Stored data
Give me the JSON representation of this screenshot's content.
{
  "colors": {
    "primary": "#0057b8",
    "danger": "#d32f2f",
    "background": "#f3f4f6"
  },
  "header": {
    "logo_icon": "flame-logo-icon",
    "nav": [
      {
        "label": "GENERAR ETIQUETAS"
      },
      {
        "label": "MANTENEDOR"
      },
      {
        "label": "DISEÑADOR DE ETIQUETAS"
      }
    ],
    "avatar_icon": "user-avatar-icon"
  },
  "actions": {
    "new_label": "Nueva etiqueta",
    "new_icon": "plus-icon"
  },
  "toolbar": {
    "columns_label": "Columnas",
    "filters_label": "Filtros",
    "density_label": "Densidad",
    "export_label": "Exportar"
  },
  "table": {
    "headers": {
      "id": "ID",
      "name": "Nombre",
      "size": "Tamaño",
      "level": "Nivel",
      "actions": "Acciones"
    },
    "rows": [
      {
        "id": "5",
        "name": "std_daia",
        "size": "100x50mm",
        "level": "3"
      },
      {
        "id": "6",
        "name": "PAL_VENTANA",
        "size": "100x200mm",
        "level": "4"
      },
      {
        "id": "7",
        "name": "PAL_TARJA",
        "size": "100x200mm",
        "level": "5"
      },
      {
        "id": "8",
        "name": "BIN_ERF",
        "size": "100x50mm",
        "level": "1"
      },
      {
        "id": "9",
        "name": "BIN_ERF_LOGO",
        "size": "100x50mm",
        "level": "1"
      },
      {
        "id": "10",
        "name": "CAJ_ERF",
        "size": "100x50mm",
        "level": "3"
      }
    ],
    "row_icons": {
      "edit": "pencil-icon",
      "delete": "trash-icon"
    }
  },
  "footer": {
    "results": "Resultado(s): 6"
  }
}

* * *

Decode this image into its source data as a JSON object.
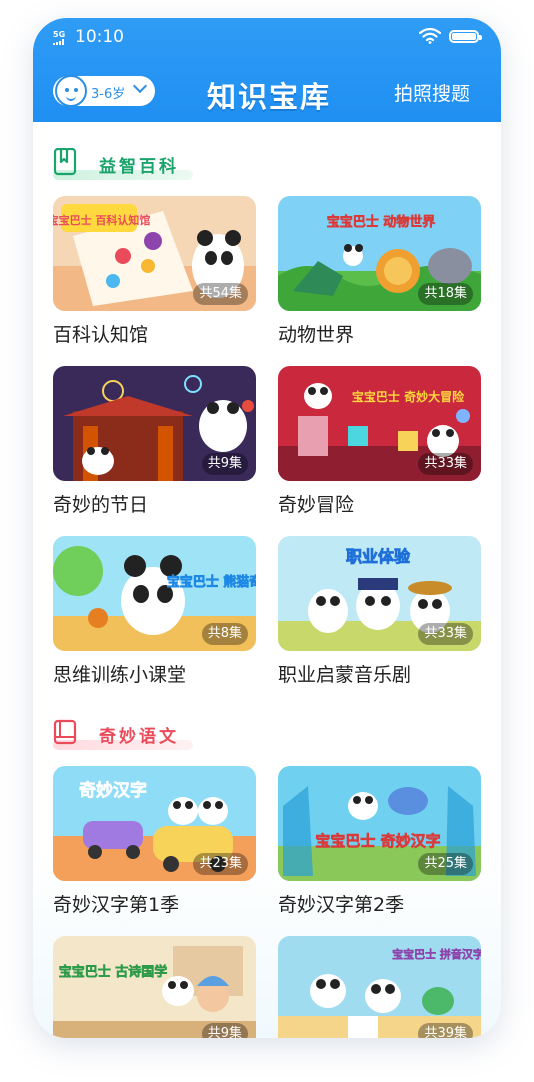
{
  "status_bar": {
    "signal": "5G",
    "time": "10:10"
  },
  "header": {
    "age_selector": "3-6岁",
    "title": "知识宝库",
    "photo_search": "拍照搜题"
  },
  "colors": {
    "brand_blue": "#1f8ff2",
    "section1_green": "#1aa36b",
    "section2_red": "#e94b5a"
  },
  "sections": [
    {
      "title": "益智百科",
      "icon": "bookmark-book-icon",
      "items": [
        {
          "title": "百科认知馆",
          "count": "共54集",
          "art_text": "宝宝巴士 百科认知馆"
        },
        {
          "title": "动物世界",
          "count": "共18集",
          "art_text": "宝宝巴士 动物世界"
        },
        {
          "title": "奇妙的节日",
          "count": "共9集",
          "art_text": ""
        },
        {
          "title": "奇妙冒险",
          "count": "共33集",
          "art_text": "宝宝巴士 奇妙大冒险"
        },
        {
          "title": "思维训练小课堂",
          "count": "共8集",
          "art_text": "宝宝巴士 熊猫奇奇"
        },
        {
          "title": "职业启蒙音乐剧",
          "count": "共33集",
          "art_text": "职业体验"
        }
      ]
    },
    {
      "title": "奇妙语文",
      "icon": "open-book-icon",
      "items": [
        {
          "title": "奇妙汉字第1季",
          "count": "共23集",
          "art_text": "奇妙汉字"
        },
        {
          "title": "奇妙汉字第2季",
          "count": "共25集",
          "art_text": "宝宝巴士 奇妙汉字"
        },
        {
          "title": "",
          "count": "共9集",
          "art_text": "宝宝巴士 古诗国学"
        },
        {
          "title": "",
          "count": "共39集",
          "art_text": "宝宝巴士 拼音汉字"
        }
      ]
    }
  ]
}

* * *

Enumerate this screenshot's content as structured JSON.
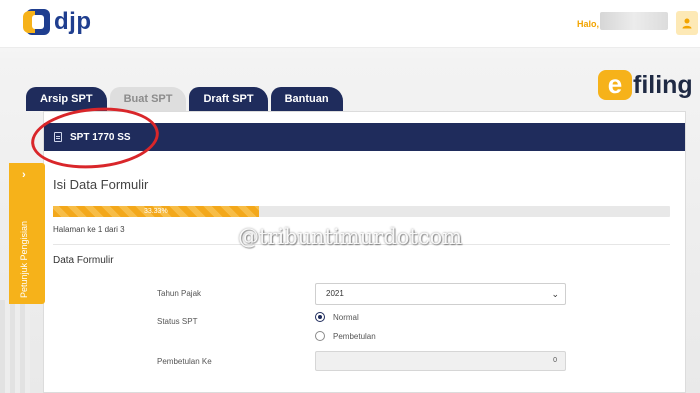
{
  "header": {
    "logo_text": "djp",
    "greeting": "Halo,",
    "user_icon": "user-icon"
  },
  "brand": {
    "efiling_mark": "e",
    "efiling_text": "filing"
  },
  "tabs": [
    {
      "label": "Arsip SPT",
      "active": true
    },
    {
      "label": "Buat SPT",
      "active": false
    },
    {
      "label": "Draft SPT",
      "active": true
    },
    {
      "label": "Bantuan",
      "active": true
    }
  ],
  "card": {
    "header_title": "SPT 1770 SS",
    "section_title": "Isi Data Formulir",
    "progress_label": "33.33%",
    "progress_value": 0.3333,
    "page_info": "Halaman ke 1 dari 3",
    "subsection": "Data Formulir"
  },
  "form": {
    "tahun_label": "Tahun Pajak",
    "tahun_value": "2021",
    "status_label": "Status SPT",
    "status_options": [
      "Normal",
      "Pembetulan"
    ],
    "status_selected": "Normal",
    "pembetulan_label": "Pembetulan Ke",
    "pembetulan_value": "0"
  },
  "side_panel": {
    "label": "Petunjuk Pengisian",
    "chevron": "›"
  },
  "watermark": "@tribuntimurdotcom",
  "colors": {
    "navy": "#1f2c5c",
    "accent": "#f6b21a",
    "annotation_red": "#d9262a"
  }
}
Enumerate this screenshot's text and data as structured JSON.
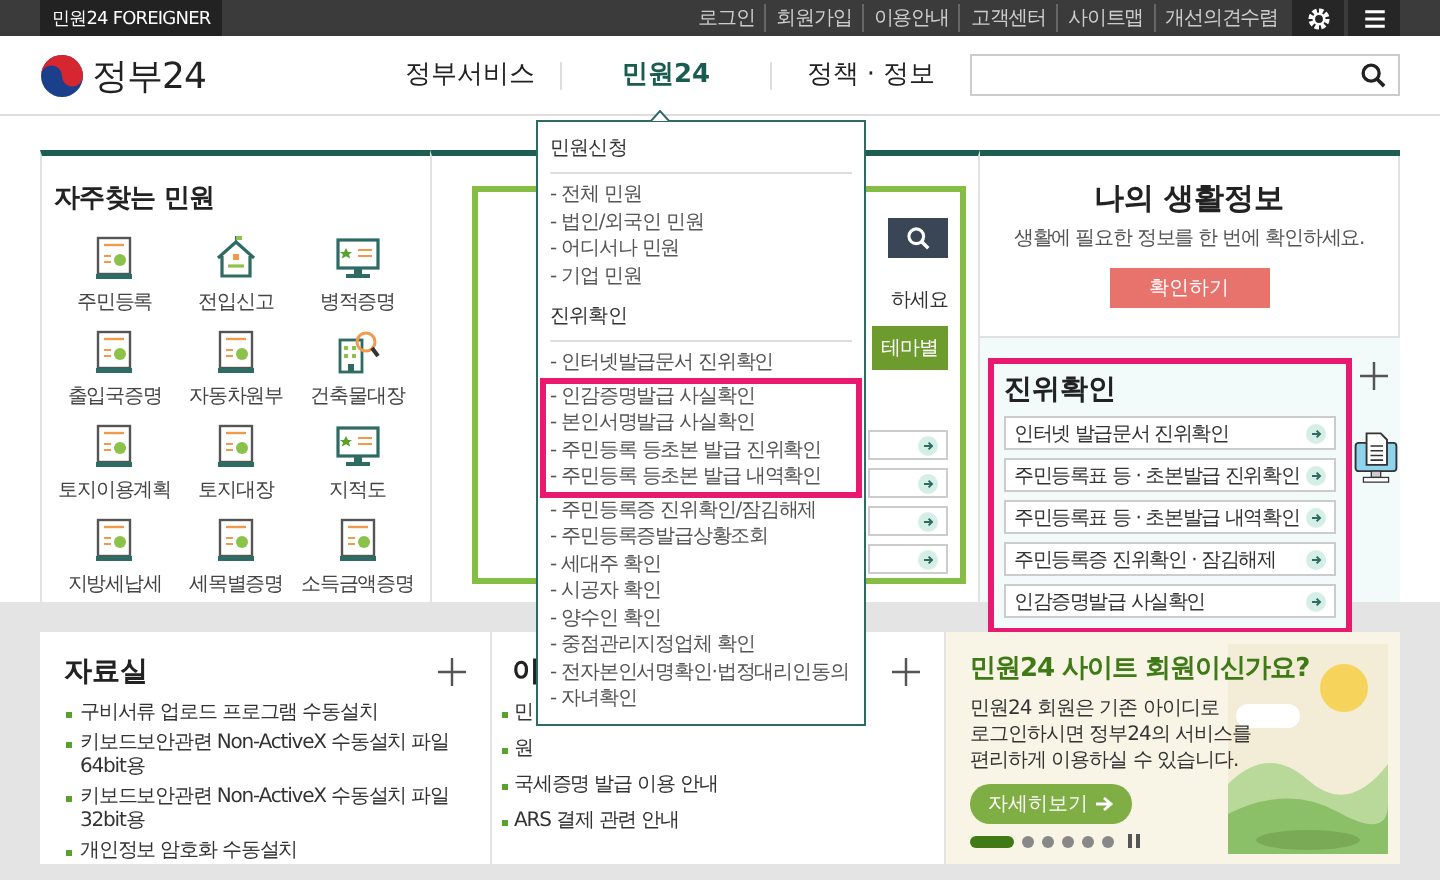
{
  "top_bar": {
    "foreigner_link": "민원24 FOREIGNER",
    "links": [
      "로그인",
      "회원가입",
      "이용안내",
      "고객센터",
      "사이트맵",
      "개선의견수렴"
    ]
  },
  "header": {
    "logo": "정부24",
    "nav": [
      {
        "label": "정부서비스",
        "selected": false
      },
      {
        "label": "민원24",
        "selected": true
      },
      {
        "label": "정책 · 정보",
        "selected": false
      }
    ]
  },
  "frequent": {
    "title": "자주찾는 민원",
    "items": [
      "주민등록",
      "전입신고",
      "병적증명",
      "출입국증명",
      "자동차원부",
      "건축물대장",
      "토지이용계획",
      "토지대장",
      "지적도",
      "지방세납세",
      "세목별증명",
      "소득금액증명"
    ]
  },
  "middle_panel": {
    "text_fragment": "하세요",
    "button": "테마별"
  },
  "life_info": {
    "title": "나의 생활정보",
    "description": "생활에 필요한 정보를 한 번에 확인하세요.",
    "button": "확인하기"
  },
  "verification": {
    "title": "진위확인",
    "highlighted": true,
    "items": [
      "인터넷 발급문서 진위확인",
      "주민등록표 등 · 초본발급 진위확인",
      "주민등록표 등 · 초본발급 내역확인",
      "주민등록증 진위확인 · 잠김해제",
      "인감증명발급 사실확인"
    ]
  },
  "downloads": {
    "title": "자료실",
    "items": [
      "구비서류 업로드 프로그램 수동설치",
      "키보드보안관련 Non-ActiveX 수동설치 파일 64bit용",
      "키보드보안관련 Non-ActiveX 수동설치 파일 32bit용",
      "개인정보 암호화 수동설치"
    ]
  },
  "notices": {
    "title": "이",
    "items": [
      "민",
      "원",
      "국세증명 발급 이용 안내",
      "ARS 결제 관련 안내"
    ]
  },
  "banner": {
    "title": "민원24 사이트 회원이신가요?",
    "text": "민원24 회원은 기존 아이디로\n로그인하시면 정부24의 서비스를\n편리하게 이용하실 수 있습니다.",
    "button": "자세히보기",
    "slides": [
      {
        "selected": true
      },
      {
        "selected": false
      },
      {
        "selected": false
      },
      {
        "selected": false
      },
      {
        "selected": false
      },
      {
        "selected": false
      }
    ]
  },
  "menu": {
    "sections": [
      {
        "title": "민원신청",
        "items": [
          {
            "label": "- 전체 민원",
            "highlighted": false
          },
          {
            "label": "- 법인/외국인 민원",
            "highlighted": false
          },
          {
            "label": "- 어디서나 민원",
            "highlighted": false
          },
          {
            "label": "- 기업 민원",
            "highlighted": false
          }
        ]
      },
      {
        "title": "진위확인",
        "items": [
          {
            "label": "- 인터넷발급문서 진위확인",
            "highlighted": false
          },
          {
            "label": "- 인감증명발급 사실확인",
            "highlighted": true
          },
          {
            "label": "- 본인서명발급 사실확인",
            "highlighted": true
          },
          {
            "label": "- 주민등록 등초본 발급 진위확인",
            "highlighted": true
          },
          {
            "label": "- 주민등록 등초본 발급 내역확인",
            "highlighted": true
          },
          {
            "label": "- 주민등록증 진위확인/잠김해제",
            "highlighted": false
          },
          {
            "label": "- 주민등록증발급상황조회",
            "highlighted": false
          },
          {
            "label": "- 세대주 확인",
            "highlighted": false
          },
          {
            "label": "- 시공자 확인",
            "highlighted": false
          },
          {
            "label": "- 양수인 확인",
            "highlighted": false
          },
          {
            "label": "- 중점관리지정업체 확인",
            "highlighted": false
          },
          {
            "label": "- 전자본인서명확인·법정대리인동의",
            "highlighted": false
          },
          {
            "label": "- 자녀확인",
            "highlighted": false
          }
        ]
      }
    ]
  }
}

(Aim):
Pick out every line above that holds the word "宝宝巴士" and copy it.

(Response below):
          "art_text": "宝宝巴士 百科认知馆"
          "art_text": "宝宝巴士 动物世界"
          "art_text": "宝宝巴士 奇妙大冒险"
          "art_text": "宝宝巴士 熊猫奇奇"
          "art_text": "宝宝巴士 奇妙汉字"
          "art_text": "宝宝巴士 古诗国学"
          "art_text": "宝宝巴士 拼音汉字"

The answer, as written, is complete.